Given task: Reproduce all of the data below, replacing every occurrence of "lon-label" with "longitude-label" and leaving everything else unchanged.
• • • •
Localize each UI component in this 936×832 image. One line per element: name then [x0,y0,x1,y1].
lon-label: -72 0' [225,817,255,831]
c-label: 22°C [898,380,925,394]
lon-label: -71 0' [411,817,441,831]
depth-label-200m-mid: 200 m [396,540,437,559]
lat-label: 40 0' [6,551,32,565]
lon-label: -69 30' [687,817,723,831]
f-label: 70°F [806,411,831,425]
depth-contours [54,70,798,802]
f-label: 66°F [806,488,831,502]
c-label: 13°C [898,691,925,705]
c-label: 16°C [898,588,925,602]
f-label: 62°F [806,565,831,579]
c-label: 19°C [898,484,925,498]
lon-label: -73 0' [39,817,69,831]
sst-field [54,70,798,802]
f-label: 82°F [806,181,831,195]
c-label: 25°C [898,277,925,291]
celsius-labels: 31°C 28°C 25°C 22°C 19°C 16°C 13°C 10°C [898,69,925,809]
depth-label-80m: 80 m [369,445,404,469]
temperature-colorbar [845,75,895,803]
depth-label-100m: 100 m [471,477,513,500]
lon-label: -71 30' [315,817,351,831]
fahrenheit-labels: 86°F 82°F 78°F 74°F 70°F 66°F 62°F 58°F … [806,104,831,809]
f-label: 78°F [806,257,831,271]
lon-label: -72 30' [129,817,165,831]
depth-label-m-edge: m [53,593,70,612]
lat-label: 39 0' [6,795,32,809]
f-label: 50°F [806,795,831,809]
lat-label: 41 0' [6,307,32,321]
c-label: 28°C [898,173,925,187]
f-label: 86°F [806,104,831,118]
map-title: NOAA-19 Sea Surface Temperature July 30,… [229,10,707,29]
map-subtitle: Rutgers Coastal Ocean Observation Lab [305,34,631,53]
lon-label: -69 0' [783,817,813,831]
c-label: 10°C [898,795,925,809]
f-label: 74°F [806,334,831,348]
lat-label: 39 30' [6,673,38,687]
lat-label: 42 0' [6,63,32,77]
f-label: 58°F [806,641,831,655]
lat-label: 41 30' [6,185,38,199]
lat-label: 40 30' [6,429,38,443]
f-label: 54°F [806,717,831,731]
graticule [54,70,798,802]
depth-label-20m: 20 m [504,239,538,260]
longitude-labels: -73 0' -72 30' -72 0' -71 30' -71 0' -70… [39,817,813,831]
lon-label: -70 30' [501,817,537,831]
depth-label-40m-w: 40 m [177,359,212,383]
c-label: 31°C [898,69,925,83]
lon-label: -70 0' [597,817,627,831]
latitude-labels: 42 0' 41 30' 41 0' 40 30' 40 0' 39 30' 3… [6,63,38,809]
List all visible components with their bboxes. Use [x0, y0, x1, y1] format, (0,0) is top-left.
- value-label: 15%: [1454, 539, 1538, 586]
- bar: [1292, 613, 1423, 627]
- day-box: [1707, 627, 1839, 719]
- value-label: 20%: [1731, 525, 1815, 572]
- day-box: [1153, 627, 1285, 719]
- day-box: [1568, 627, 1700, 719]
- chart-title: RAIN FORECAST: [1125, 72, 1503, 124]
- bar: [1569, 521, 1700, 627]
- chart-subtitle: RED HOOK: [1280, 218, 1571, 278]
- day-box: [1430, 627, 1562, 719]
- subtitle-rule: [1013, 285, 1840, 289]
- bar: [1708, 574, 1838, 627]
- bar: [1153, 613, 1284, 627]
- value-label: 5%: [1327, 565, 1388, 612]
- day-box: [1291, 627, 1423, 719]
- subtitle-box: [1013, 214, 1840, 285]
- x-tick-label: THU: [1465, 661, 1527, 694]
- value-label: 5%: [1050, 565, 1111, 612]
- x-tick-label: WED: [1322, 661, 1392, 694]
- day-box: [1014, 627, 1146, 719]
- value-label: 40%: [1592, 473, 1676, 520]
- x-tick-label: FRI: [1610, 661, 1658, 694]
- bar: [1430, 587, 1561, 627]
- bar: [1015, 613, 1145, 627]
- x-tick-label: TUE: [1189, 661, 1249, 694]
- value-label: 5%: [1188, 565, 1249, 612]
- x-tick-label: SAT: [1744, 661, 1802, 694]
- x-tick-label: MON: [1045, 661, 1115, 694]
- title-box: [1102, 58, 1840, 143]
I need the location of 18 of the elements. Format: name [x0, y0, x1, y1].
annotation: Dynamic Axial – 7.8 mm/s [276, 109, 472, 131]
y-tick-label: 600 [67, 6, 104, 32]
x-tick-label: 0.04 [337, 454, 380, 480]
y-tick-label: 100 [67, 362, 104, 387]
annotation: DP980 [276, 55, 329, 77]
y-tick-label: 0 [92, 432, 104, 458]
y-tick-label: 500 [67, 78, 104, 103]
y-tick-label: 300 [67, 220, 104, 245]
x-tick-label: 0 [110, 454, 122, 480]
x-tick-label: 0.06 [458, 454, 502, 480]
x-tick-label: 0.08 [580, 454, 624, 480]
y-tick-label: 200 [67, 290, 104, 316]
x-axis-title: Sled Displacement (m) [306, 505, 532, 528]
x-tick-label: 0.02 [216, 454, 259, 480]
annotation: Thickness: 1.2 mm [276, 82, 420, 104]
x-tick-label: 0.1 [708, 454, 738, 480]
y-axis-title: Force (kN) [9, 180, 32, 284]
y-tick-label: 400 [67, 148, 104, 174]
• • • •
Answer in full:
Localize each UI component in this 936×832 image. One line per element: name then [x0,y0,x1,y1].
longitude-label: -72 0' [225,817,255,831]
c-label: 22°C [898,380,925,394]
longitude-label: -71 0' [411,817,441,831]
depth-label-200m-mid: 200 m [396,540,437,559]
lat-label: 40 0' [6,551,32,565]
longitude-label: -69 30' [687,817,723,831]
f-label: 70°F [806,411,831,425]
depth-contours [54,70,798,802]
f-label: 66°F [806,488,831,502]
c-label: 13°C [898,691,925,705]
c-label: 16°C [898,588,925,602]
f-label: 62°F [806,565,831,579]
c-label: 19°C [898,484,925,498]
longitude-label: -73 0' [39,817,69,831]
sst-field [54,70,798,802]
f-label: 82°F [806,181,831,195]
c-label: 25°C [898,277,925,291]
celsius-labels: 31°C 28°C 25°C 22°C 19°C 16°C 13°C 10°C [898,69,925,809]
depth-label-80m: 80 m [369,445,404,469]
temperature-colorbar [845,75,895,803]
depth-label-100m: 100 m [471,477,513,500]
longitude-label: -71 30' [315,817,351,831]
fahrenheit-labels: 86°F 82°F 78°F 74°F 70°F 66°F 62°F 58°F … [806,104,831,809]
f-label: 78°F [806,257,831,271]
longitude-label: -72 30' [129,817,165,831]
depth-label-m-edge: m [53,593,70,612]
lat-label: 39 0' [6,795,32,809]
f-label: 50°F [806,795,831,809]
lat-label: 41 0' [6,307,32,321]
c-label: 28°C [898,173,925,187]
f-label: 86°F [806,104,831,118]
map-title: NOAA-19 Sea Surface Temperature July 30,… [229,10,707,29]
map-subtitle: Rutgers Coastal Ocean Observation Lab [305,34,631,53]
longitude-label: -69 0' [783,817,813,831]
c-label: 10°C [898,795,925,809]
f-label: 74°F [806,334,831,348]
lat-label: 39 30' [6,673,38,687]
lat-label: 42 0' [6,63,32,77]
f-label: 58°F [806,641,831,655]
lat-label: 41 30' [6,185,38,199]
lat-label: 40 30' [6,429,38,443]
f-label: 54°F [806,717,831,731]
graticule [54,70,798,802]
depth-label-20m: 20 m [504,239,538,260]
longitude-labels: -73 0' -72 30' -72 0' -71 30' -71 0' -70… [39,817,813,831]
longitude-label: -70 30' [501,817,537,831]
depth-label-40m-w: 40 m [177,359,212,383]
c-label: 31°C [898,69,925,83]
longitude-label: -70 0' [597,817,627,831]
latitude-labels: 42 0' 41 30' 41 0' 40 30' 40 0' 39 30' 3… [6,63,38,809]
List all visible components with their bboxes. Use [x0, y0, x1, y1] format, (0,0) is top-left.
- value-label: 15%: [1454, 539, 1538, 586]
- bar: [1292, 613, 1423, 627]
- day-box: [1707, 627, 1839, 719]
- value-label: 20%: [1731, 525, 1815, 572]
- day-box: [1153, 627, 1285, 719]
- day-box: [1568, 627, 1700, 719]
- chart-title: RAIN FORECAST: [1125, 72, 1503, 124]
- bar: [1569, 521, 1700, 627]
- chart-subtitle: RED HOOK: [1280, 218, 1571, 278]
- day-box: [1430, 627, 1562, 719]
- subtitle-rule: [1013, 285, 1840, 289]
- bar: [1708, 574, 1838, 627]
- bar: [1153, 613, 1284, 627]
- value-label: 5%: [1327, 565, 1388, 612]
- day-box: [1291, 627, 1423, 719]
- subtitle-box: [1013, 214, 1840, 285]
- x-tick-label: THU: [1465, 661, 1527, 694]
- value-label: 5%: [1050, 565, 1111, 612]
- x-tick-label: WED: [1322, 661, 1392, 694]
- day-box: [1014, 627, 1146, 719]
- value-label: 40%: [1592, 473, 1676, 520]
- x-tick-label: FRI: [1610, 661, 1658, 694]
- bar: [1430, 587, 1561, 627]
- bar: [1015, 613, 1145, 627]
- x-tick-label: TUE: [1189, 661, 1249, 694]
- value-label: 5%: [1188, 565, 1249, 612]
- x-tick-label: SAT: [1744, 661, 1802, 694]
- x-tick-label: MON: [1045, 661, 1115, 694]
- title-box: [1102, 58, 1840, 143]
I need the location of 18 of the elements. Format: name [x0, y0, x1, y1].
annotation: Dynamic Axial – 7.8 mm/s [276, 109, 472, 131]
y-tick-label: 600 [67, 6, 104, 32]
x-tick-label: 0.04 [337, 454, 380, 480]
y-tick-label: 100 [67, 362, 104, 387]
annotation: DP980 [276, 55, 329, 77]
y-tick-label: 0 [92, 432, 104, 458]
y-tick-label: 500 [67, 78, 104, 103]
y-tick-label: 300 [67, 220, 104, 245]
x-tick-label: 0 [110, 454, 122, 480]
x-tick-label: 0.06 [458, 454, 502, 480]
x-tick-label: 0.08 [580, 454, 624, 480]
y-tick-label: 200 [67, 290, 104, 316]
x-axis-title: Sled Displacement (m) [306, 505, 532, 528]
x-tick-label: 0.02 [216, 454, 259, 480]
annotation: Thickness: 1.2 mm [276, 82, 420, 104]
x-tick-label: 0.1 [708, 454, 738, 480]
y-axis-title: Force (kN) [9, 180, 32, 284]
y-tick-label: 400 [67, 148, 104, 174]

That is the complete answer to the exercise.